╭─ Seitenauszug

Zentrale Aktivitäten


Regional wie landesweit wurde der hohen Nachfrage an Beratung und Orientierung über verschiedene Veranstaltungen Rechnung getragen. Aufgrund der großen Nachfrage erster Tagungen zu dieser Thematik folgte 2011 auf Landesebene gemeinsam mit dem Kultusministerium und der Hochschule Hannover die Tagung Von der KiTa zum Familienzentrum. Die 330 Plätze waren schnell ausgebucht und es bestand eine lange Warteliste. Der Vortrag von Dr. Margy Whalley, die in Corby, Großbritannien (GB), maßgeblich den Early-Excellence-Centre-Ansatz entwickelt hat sowie der Vortrag von Mark Lambert, The Berries Children´s Centre, Wolverhampton, GB, im Vorjahr wurde auf einer DVD eindrucksvoll dokumentiert. Diese bietet Anregung für die pädagogische Praxis sowie zur Verwendung in der Aus- und Fortbildung, insbesondere Fachschulen nutzen diese, um sie z.B. im Fachenglisch einzusetzen und den Blick über den Tellerrand in andere Länder zu wagen. Die Ergebnisse aus den Workshops dieser Tagung sind in die Arbeit der ExpertInnenrunde eingeflossen.

╰─
╭─ Datensatz

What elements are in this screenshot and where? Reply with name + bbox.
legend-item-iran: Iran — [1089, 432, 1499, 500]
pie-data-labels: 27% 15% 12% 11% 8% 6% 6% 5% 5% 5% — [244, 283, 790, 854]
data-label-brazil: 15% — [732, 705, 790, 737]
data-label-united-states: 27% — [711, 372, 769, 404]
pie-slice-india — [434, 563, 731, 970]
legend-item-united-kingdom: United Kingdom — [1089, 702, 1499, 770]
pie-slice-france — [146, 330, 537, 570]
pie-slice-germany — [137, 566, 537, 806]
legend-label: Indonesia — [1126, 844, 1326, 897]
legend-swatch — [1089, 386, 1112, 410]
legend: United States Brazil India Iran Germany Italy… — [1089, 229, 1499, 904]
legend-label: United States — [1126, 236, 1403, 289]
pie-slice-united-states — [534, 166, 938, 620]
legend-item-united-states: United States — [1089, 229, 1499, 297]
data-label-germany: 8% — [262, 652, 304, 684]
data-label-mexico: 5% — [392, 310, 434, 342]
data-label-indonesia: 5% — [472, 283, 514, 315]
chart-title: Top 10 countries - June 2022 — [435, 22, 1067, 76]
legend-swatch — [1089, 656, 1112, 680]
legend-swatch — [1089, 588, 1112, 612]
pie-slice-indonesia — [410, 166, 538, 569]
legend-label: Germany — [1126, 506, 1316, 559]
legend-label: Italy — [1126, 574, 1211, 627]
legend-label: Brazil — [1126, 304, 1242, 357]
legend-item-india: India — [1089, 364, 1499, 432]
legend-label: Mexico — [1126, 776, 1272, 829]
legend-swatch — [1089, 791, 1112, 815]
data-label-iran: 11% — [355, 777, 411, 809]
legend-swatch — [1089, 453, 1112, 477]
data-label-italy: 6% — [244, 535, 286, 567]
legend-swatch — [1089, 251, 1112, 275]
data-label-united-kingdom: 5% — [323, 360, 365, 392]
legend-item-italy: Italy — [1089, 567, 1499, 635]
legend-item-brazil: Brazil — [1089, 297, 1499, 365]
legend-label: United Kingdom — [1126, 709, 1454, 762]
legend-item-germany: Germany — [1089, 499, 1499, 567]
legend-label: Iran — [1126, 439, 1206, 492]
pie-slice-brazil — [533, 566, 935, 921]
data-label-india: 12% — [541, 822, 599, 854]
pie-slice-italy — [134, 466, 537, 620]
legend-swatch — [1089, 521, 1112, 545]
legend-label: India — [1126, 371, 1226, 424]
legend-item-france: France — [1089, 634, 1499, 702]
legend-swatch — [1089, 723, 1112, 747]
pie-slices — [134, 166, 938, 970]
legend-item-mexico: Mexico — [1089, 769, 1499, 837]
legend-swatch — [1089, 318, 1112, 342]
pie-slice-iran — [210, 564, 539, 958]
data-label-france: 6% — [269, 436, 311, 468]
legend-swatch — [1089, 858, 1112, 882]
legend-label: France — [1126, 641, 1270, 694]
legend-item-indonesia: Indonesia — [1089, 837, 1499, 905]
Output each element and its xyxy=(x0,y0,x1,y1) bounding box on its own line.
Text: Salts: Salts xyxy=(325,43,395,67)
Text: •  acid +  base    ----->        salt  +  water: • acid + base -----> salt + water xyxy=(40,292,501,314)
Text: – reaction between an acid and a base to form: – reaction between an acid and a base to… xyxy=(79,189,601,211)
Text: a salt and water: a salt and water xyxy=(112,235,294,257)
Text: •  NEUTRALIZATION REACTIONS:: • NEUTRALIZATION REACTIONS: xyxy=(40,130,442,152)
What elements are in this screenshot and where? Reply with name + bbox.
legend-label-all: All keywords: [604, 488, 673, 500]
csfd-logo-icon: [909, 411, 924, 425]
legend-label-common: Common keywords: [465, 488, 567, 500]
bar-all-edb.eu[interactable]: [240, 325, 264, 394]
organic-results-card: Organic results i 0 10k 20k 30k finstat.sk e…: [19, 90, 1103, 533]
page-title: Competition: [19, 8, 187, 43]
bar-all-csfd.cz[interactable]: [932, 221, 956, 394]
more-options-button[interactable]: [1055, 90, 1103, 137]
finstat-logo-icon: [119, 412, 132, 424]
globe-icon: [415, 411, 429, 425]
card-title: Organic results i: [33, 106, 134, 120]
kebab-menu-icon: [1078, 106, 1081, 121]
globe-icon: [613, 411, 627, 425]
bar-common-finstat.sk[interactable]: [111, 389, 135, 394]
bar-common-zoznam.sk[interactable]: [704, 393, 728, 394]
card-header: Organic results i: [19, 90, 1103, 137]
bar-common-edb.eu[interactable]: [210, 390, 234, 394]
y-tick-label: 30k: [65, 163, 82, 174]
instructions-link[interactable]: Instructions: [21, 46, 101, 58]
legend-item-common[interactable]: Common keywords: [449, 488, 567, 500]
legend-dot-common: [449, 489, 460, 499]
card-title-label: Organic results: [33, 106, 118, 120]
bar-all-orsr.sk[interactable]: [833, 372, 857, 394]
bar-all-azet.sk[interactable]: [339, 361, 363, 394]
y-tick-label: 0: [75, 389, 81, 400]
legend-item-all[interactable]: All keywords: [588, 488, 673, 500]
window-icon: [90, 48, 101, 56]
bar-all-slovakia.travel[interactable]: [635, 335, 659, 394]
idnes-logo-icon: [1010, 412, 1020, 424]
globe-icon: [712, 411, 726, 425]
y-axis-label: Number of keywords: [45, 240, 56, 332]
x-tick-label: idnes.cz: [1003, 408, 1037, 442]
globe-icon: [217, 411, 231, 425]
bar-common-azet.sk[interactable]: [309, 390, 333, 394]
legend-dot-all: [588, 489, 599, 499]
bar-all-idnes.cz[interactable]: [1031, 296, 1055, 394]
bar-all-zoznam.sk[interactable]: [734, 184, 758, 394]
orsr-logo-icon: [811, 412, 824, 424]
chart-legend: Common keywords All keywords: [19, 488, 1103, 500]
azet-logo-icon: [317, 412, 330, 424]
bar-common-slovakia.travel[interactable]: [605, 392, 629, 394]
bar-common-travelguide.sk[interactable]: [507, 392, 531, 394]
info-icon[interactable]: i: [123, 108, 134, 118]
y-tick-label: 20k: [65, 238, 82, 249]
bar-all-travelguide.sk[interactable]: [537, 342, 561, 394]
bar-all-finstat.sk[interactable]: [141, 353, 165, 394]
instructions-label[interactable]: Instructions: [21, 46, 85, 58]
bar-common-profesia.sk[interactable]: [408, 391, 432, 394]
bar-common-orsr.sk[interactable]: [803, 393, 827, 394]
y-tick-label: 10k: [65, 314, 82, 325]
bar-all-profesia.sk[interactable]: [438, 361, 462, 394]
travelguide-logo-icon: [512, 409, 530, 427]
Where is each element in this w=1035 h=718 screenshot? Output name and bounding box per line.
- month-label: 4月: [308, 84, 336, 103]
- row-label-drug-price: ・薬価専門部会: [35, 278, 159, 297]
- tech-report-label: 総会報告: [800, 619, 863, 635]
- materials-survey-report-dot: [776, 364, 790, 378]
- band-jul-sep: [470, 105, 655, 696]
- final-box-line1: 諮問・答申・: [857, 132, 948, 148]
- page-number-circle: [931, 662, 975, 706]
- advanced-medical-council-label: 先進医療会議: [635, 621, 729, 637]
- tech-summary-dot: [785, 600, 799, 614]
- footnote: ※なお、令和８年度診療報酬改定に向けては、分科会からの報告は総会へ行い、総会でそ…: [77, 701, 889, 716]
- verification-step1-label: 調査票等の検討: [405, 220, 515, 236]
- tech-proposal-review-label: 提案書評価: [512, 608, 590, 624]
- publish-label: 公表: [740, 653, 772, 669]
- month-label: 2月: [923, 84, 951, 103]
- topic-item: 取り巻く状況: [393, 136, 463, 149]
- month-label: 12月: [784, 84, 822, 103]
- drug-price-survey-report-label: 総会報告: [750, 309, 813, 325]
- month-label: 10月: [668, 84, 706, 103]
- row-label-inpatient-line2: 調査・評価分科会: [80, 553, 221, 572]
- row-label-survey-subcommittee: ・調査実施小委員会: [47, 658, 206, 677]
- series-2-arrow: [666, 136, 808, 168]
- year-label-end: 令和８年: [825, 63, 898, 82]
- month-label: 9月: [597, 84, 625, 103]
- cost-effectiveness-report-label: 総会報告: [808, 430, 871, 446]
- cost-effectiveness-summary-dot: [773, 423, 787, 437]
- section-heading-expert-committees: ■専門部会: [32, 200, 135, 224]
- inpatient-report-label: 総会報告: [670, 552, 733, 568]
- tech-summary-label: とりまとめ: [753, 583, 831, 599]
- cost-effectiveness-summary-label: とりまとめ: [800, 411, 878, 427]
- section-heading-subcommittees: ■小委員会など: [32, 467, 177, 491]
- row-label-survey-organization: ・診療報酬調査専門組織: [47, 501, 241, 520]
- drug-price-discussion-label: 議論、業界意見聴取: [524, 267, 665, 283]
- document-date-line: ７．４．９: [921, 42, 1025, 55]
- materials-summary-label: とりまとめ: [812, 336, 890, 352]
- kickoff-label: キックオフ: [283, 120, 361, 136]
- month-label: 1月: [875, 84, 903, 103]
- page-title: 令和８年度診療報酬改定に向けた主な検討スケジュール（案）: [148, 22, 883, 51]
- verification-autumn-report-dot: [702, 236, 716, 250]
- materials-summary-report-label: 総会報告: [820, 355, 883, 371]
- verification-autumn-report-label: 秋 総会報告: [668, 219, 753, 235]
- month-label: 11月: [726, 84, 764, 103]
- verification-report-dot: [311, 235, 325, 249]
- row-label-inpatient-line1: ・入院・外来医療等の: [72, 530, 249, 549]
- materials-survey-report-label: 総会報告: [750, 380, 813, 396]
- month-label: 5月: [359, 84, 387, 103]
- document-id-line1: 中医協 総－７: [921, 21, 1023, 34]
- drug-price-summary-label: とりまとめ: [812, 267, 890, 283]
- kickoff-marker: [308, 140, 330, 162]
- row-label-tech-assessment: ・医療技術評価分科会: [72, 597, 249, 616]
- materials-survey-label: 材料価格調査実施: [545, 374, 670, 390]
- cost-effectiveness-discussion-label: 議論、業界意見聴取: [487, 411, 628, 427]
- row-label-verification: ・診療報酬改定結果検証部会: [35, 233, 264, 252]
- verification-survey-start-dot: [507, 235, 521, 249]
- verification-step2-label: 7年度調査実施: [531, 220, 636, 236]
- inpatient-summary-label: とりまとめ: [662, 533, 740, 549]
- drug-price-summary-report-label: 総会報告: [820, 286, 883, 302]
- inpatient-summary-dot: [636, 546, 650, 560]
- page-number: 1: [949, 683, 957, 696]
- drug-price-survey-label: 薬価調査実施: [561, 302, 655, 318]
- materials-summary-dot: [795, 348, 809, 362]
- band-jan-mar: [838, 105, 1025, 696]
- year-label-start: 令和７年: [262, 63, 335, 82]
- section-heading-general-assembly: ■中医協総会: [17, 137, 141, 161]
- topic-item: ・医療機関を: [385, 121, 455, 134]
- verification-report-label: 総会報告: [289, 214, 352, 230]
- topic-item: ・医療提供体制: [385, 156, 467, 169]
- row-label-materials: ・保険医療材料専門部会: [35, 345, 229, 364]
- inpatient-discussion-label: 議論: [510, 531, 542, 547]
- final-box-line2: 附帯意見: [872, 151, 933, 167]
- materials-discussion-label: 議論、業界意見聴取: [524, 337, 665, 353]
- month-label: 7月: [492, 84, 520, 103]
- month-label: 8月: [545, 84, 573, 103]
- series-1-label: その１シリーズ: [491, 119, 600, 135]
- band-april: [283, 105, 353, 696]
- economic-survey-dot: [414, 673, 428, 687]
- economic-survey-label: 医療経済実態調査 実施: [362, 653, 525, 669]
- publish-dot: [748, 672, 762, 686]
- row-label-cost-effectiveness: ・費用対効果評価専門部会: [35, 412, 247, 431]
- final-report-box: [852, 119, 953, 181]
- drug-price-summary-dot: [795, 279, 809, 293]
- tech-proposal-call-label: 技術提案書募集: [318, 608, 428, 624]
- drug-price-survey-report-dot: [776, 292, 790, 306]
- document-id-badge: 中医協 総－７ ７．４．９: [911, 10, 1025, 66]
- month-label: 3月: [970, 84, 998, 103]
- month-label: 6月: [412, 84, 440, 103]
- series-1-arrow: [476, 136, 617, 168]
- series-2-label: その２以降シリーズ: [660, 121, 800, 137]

╰─

Ihre Aufgabe =
Beantworten Sie die folgenden Fragen anhand des Seitenauszugs:
(a) In welchem Jahr folgte auf Landesebene die Tagung „Von der KiTa zum Familienzentrum“?
(b) Wie viele Plätze standen bei dieser Tagung zur Verfügung?
(c) In welchem Ort hat Dr. Margy Whalley den Early-Excellence-Centre-Ansatz maßgeblich entwickelt?

Antwortbereich =
(a) 2011
(b) 330 Plätze
(c) In Corby, Großbritannien